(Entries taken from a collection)
>> begin
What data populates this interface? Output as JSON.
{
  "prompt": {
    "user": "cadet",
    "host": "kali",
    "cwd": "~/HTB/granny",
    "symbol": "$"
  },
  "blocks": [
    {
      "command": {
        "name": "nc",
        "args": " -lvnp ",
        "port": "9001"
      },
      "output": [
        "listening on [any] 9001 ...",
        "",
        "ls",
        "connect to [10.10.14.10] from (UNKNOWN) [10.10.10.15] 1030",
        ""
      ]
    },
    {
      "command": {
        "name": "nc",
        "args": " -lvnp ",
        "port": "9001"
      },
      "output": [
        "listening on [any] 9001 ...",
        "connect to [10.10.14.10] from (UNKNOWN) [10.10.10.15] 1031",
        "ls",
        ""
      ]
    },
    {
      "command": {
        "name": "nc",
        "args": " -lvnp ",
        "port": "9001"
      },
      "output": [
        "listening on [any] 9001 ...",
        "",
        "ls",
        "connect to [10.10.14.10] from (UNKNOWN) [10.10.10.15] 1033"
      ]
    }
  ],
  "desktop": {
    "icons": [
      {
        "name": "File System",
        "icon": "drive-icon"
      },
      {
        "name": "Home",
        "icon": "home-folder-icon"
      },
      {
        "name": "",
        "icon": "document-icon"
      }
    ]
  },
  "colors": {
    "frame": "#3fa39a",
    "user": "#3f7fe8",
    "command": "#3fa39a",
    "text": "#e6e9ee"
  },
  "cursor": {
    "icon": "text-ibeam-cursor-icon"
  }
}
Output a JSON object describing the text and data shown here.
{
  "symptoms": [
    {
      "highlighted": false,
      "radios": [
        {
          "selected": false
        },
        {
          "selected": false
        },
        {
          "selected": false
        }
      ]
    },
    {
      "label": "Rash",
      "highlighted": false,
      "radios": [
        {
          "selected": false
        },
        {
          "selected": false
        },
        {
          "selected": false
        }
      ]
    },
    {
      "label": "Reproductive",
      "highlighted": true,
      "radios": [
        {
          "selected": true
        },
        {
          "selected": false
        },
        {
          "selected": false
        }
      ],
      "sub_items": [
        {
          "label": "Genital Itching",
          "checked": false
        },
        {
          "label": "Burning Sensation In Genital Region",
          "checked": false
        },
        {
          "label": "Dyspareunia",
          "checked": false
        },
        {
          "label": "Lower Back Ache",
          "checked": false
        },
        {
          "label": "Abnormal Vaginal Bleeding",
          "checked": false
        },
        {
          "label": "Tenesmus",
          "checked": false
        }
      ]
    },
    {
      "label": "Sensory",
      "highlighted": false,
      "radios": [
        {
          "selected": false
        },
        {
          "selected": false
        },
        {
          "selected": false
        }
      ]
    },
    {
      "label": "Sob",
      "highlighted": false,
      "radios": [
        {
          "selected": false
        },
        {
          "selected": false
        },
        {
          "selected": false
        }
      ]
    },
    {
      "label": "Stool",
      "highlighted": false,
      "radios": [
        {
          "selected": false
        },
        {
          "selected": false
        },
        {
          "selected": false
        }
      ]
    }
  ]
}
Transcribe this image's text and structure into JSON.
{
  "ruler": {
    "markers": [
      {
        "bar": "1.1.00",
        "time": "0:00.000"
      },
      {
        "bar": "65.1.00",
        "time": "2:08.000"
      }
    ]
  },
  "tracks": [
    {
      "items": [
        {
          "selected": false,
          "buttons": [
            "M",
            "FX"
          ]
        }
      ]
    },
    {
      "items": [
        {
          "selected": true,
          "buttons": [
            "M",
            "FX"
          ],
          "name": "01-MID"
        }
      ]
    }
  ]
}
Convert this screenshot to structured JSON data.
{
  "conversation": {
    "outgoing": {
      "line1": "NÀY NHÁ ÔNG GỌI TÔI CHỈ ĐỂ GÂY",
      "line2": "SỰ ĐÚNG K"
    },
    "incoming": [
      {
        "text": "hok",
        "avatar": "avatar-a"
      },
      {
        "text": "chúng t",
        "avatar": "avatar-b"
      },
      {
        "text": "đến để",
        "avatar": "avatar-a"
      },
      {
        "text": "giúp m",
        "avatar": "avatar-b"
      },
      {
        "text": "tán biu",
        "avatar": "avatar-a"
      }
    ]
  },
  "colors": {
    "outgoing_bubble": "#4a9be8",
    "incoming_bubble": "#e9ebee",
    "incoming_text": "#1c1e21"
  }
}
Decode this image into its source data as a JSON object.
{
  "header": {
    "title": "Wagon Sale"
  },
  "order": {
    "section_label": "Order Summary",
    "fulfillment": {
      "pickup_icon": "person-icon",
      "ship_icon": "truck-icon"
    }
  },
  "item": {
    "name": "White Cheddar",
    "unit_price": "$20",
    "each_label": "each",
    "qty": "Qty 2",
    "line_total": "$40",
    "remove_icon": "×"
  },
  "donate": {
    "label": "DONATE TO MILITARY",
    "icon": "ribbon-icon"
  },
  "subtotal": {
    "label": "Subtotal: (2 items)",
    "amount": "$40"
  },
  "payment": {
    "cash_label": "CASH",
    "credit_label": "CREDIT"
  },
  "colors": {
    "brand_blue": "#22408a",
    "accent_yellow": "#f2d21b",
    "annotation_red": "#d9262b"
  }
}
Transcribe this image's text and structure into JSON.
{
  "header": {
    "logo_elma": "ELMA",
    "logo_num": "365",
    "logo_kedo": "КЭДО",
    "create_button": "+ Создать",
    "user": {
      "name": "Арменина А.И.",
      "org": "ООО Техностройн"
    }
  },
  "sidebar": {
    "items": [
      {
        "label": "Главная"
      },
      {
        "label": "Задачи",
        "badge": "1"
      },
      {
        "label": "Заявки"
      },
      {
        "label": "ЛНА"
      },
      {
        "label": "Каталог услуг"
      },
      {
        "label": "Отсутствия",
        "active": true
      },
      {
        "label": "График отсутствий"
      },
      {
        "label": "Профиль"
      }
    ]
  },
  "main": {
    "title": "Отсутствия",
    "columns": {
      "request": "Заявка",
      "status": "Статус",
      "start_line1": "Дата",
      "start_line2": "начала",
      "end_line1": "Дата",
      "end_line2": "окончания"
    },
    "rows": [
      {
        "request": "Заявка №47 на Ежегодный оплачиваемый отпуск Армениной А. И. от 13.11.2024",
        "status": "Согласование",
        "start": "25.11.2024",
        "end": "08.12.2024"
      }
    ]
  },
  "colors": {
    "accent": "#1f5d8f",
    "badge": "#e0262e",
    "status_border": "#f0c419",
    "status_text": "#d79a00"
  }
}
>> end
Output the whole listing above again, word for word.

What data populates this interface? Output as JSON.
{
  "prompt": {
    "user": "cadet",
    "host": "kali",
    "cwd": "~/HTB/granny",
    "symbol": "$"
  },
  "blocks": [
    {
      "command": {
        "name": "nc",
        "args": " -lvnp ",
        "port": "9001"
      },
      "output": [
        "listening on [any] 9001 ...",
        "",
        "ls",
        "connect to [10.10.14.10] from (UNKNOWN) [10.10.10.15] 1030",
        ""
      ]
    },
    {
      "command": {
        "name": "nc",
        "args": " -lvnp ",
        "port": "9001"
      },
      "output": [
        "listening on [any] 9001 ...",
        "connect to [10.10.14.10] from (UNKNOWN) [10.10.10.15] 1031",
        "ls",
        ""
      ]
    },
    {
      "command": {
        "name": "nc",
        "args": " -lvnp ",
        "port": "9001"
      },
      "output": [
        "listening on [any] 9001 ...",
        "",
        "ls",
        "connect to [10.10.14.10] from (UNKNOWN) [10.10.10.15] 1033"
      ]
    }
  ],
  "desktop": {
    "icons": [
      {
        "name": "File System",
        "icon": "drive-icon"
      },
      {
        "name": "Home",
        "icon": "home-folder-icon"
      },
      {
        "name": "",
        "icon": "document-icon"
      }
    ]
  },
  "colors": {
    "frame": "#3fa39a",
    "user": "#3f7fe8",
    "command": "#3fa39a",
    "text": "#e6e9ee"
  },
  "cursor": {
    "icon": "text-ibeam-cursor-icon"
  }
}
Output a JSON object describing the text and data shown here.
{
  "symptoms": [
    {
      "highlighted": false,
      "radios": [
        {
          "selected": false
        },
        {
          "selected": false
        },
        {
          "selected": false
        }
      ]
    },
    {
      "label": "Rash",
      "highlighted": false,
      "radios": [
        {
          "selected": false
        },
        {
          "selected": false
        },
        {
          "selected": false
        }
      ]
    },
    {
      "label": "Reproductive",
      "highlighted": true,
      "radios": [
        {
          "selected": true
        },
        {
          "selected": false
        },
        {
          "selected": false
        }
      ],
      "sub_items": [
        {
          "label": "Genital Itching",
          "checked": false
        },
        {
          "label": "Burning Sensation In Genital Region",
          "checked": false
        },
        {
          "label": "Dyspareunia",
          "checked": false
        },
        {
          "label": "Lower Back Ache",
          "checked": false
        },
        {
          "label": "Abnormal Vaginal Bleeding",
          "checked": false
        },
        {
          "label": "Tenesmus",
          "checked": false
        }
      ]
    },
    {
      "label": "Sensory",
      "highlighted": false,
      "radios": [
        {
          "selected": false
        },
        {
          "selected": false
        },
        {
          "selected": false
        }
      ]
    },
    {
      "label": "Sob",
      "highlighted": false,
      "radios": [
        {
          "selected": false
        },
        {
          "selected": false
        },
        {
          "selected": false
        }
      ]
    },
    {
      "label": "Stool",
      "highlighted": false,
      "radios": [
        {
          "selected": false
        },
        {
          "selected": false
        },
        {
          "selected": false
        }
      ]
    }
  ]
}
Transcribe this image's text and structure into JSON.
{
  "ruler": {
    "markers": [
      {
        "bar": "1.1.00",
        "time": "0:00.000"
      },
      {
        "bar": "65.1.00",
        "time": "2:08.000"
      }
    ]
  },
  "tracks": [
    {
      "items": [
        {
          "selected": false,
          "buttons": [
            "M",
            "FX"
          ]
        }
      ]
    },
    {
      "items": [
        {
          "selected": true,
          "buttons": [
            "M",
            "FX"
          ],
          "name": "01-MID"
        }
      ]
    }
  ]
}
Convert this screenshot to structured JSON data.
{
  "conversation": {
    "outgoing": {
      "line1": "NÀY NHÁ ÔNG GỌI TÔI CHỈ ĐỂ GÂY",
      "line2": "SỰ ĐÚNG K"
    },
    "incoming": [
      {
        "text": "hok",
        "avatar": "avatar-a"
      },
      {
        "text": "chúng t",
        "avatar": "avatar-b"
      },
      {
        "text": "đến để",
        "avatar": "avatar-a"
      },
      {
        "text": "giúp m",
        "avatar": "avatar-b"
      },
      {
        "text": "tán biu",
        "avatar": "avatar-a"
      }
    ]
  },
  "colors": {
    "outgoing_bubble": "#4a9be8",
    "incoming_bubble": "#e9ebee",
    "incoming_text": "#1c1e21"
  }
}
Decode this image into its source data as a JSON object.
{
  "header": {
    "title": "Wagon Sale"
  },
  "order": {
    "section_label": "Order Summary",
    "fulfillment": {
      "pickup_icon": "person-icon",
      "ship_icon": "truck-icon"
    }
  },
  "item": {
    "name": "White Cheddar",
    "unit_price": "$20",
    "each_label": "each",
    "qty": "Qty 2",
    "line_total": "$40",
    "remove_icon": "×"
  },
  "donate": {
    "label": "DONATE TO MILITARY",
    "icon": "ribbon-icon"
  },
  "subtotal": {
    "label": "Subtotal: (2 items)",
    "amount": "$40"
  },
  "payment": {
    "cash_label": "CASH",
    "credit_label": "CREDIT"
  },
  "colors": {
    "brand_blue": "#22408a",
    "accent_yellow": "#f2d21b",
    "annotation_red": "#d9262b"
  }
}
Transcribe this image's text and structure into JSON.
{
  "header": {
    "logo_elma": "ELMA",
    "logo_num": "365",
    "logo_kedo": "КЭДО",
    "create_button": "+ Создать",
    "user": {
      "name": "Арменина А.И.",
      "org": "ООО Техностройн"
    }
  },
  "sidebar": {
    "items": [
      {
        "label": "Главная"
      },
      {
        "label": "Задачи",
        "badge": "1"
      },
      {
        "label": "Заявки"
      },
      {
        "label": "ЛНА"
      },
      {
        "label": "Каталог услуг"
      },
      {
        "label": "Отсутствия",
        "active": true
      },
      {
        "label": "График отсутствий"
      },
      {
        "label": "Профиль"
      }
    ]
  },
  "main": {
    "title": "Отсутствия",
    "columns": {
      "request": "Заявка",
      "status": "Статус",
      "start_line1": "Дата",
      "start_line2": "начала",
      "end_line1": "Дата",
      "end_line2": "окончания"
    },
    "rows": [
      {
        "request": "Заявка №47 на Ежегодный оплачиваемый отпуск Армениной А. И. от 13.11.2024",
        "status": "Согласование",
        "start": "25.11.2024",
        "end": "08.12.2024"
      }
    ]
  },
  "colors": {
    "accent": "#1f5d8f",
    "badge": "#e0262e",
    "status_border": "#f0c419",
    "status_text": "#d79a00"
  }
}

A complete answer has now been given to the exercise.